[Dataset excerpt]
================================

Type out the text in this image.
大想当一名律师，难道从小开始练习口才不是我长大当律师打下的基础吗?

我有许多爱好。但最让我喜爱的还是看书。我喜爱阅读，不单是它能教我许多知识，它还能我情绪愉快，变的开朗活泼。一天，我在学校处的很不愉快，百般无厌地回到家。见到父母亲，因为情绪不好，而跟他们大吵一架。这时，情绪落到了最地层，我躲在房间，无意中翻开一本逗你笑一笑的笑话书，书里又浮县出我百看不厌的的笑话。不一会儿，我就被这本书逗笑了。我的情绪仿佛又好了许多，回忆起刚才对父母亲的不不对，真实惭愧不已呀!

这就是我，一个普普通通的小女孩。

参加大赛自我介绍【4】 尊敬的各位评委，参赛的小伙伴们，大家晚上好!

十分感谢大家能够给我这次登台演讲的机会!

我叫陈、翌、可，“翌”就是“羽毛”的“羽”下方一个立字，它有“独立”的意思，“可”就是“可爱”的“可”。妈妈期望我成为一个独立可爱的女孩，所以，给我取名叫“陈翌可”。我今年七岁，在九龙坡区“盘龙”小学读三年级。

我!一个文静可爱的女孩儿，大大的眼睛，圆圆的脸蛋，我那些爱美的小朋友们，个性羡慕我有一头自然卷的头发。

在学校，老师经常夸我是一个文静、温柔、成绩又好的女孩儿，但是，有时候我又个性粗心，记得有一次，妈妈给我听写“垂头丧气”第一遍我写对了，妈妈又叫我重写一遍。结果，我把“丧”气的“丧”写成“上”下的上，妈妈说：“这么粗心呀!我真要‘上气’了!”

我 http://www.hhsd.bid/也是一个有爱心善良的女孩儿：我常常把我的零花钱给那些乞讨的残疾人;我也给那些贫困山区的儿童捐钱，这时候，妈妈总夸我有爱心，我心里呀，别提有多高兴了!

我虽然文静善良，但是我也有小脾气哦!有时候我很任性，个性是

================================

• Problem requirements:
Reproduce every record, matching each line exactly.

• Complete output:
Type out the text in this image.
大想当一名律师，难道从小开始练习口才不是我长大当律师打下的基础吗?

我有许多爱好。但最让我喜爱的还是看书。我喜爱阅读，不单是它能教我许多知识，它还能我情绪愉快，变的开朗活泼。一天，我在学校处的很不愉快，百般无厌地回到家。见到父母亲，因为情绪不好，而跟他们大吵一架。这时，情绪落到了最地层，我躲在房间，无意中翻开一本逗你笑一笑的笑话书，书里又浮县出我百看不厌的的笑话。不一会儿，我就被这本书逗笑了。我的情绪仿佛又好了许多，回忆起刚才对父母亲的不不对，真实惭愧不已呀!

这就是我，一个普普通通的小女孩。

参加大赛自我介绍【4】 尊敬的各位评委，参赛的小伙伴们，大家晚上好!

十分感谢大家能够给我这次登台演讲的机会!

我叫陈、翌、可，“翌”就是“羽毛”的“羽”下方一个立字，它有“独立”的意思，“可”就是“可爱”的“可”。妈妈期望我成为一个独立可爱的女孩，所以，给我取名叫“陈翌可”。我今年七岁，在九龙坡区“盘龙”小学读三年级。

我!一个文静可爱的女孩儿，大大的眼睛，圆圆的脸蛋，我那些爱美的小朋友们，个性羡慕我有一头自然卷的头发。

在学校，老师经常夸我是一个文静、温柔、成绩又好的女孩儿，但是，有时候我又个性粗心，记得有一次，妈妈给我听写“垂头丧气”第一遍我写对了，妈妈又叫我重写一遍。结果，我把“丧”气的“丧”写成“上”下的上，妈妈说：“这么粗心呀!我真要‘上气’了!”

我 http://www.hhsd.bid/也是一个有爱心善良的女孩儿：我常常把我的零花钱给那些乞讨的残疾人;我也给那些贫困山区的儿童捐钱，这时候，妈妈总夸我有爱心，我心里呀，别提有多高兴了!

我虽然文静善良，但是我也有小脾气哦!有时候我很任性，个性是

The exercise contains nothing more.